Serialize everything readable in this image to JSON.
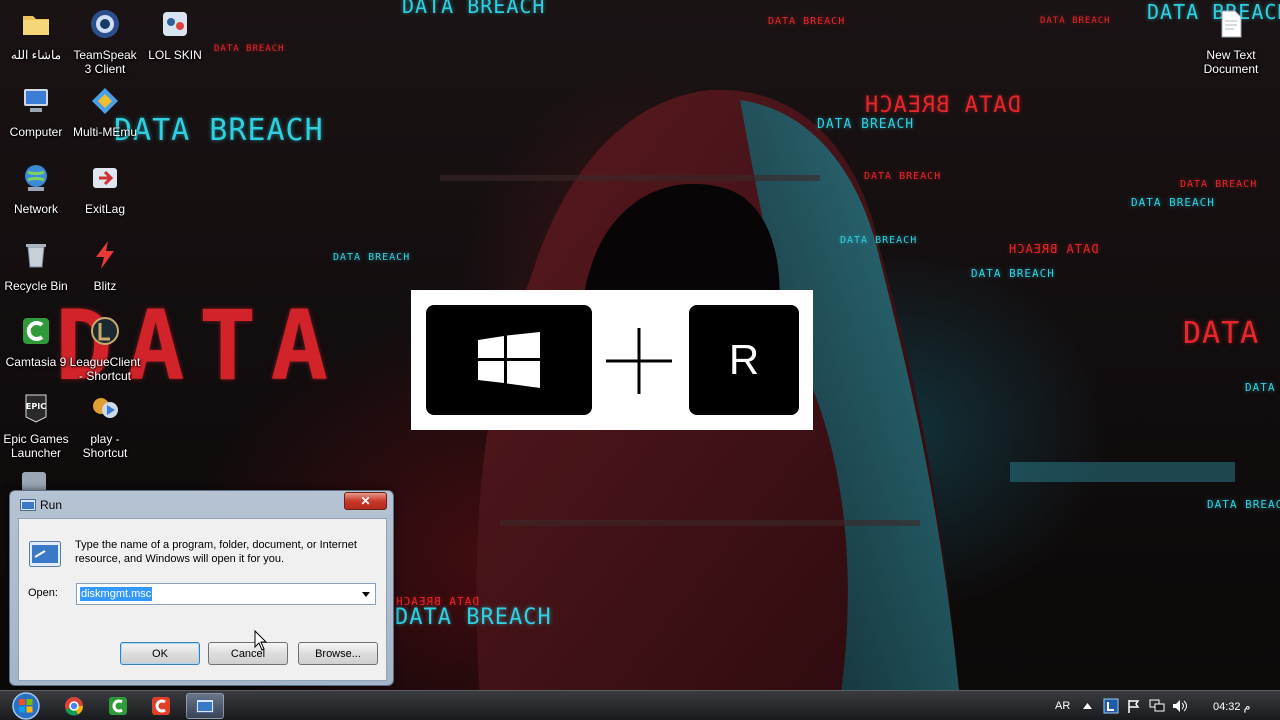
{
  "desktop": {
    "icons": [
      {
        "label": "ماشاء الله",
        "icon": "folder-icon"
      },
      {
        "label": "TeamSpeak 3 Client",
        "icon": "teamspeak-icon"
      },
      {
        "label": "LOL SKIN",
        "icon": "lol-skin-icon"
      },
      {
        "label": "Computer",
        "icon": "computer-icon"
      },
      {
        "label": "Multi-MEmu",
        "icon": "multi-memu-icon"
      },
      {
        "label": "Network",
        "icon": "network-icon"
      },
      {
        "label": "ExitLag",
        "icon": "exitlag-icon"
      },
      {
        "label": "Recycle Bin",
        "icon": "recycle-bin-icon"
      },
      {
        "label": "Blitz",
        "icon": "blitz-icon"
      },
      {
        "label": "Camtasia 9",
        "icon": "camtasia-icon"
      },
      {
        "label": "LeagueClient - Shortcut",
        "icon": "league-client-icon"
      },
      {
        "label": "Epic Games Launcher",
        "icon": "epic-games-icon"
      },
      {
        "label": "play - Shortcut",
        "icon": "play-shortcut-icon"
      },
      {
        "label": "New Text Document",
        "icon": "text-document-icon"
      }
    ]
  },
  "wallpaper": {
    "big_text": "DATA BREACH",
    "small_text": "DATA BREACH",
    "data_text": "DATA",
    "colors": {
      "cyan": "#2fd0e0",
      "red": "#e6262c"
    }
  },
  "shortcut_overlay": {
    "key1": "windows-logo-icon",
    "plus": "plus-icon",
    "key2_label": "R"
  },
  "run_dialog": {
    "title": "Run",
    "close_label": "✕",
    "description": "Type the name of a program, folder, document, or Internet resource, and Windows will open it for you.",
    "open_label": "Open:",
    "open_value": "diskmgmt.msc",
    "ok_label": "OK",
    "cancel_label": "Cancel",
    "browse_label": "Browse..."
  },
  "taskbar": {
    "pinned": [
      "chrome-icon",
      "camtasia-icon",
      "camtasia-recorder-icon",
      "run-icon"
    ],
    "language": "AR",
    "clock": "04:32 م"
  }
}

Problem = Output an exact copy of the material, with the pictures removed.

Solution for this problem =
Serialize everything readable in this image to JSON.
{
  "desktop": {
    "icons": [
      {
        "label": "ماشاء الله",
        "icon": "folder-icon"
      },
      {
        "label": "TeamSpeak 3 Client",
        "icon": "teamspeak-icon"
      },
      {
        "label": "LOL SKIN",
        "icon": "lol-skin-icon"
      },
      {
        "label": "Computer",
        "icon": "computer-icon"
      },
      {
        "label": "Multi-MEmu",
        "icon": "multi-memu-icon"
      },
      {
        "label": "Network",
        "icon": "network-icon"
      },
      {
        "label": "ExitLag",
        "icon": "exitlag-icon"
      },
      {
        "label": "Recycle Bin",
        "icon": "recycle-bin-icon"
      },
      {
        "label": "Blitz",
        "icon": "blitz-icon"
      },
      {
        "label": "Camtasia 9",
        "icon": "camtasia-icon"
      },
      {
        "label": "LeagueClient - Shortcut",
        "icon": "league-client-icon"
      },
      {
        "label": "Epic Games Launcher",
        "icon": "epic-games-icon"
      },
      {
        "label": "play - Shortcut",
        "icon": "play-shortcut-icon"
      },
      {
        "label": "New Text Document",
        "icon": "text-document-icon"
      }
    ]
  },
  "wallpaper": {
    "big_text": "DATA BREACH",
    "small_text": "DATA BREACH",
    "data_text": "DATA",
    "colors": {
      "cyan": "#2fd0e0",
      "red": "#e6262c"
    }
  },
  "shortcut_overlay": {
    "key1": "windows-logo-icon",
    "plus": "plus-icon",
    "key2_label": "R"
  },
  "run_dialog": {
    "title": "Run",
    "close_label": "✕",
    "description": "Type the name of a program, folder, document, or Internet resource, and Windows will open it for you.",
    "open_label": "Open:",
    "open_value": "diskmgmt.msc",
    "ok_label": "OK",
    "cancel_label": "Cancel",
    "browse_label": "Browse..."
  },
  "taskbar": {
    "pinned": [
      "chrome-icon",
      "camtasia-icon",
      "camtasia-recorder-icon",
      "run-icon"
    ],
    "language": "AR",
    "clock": "04:32 م"
  }
}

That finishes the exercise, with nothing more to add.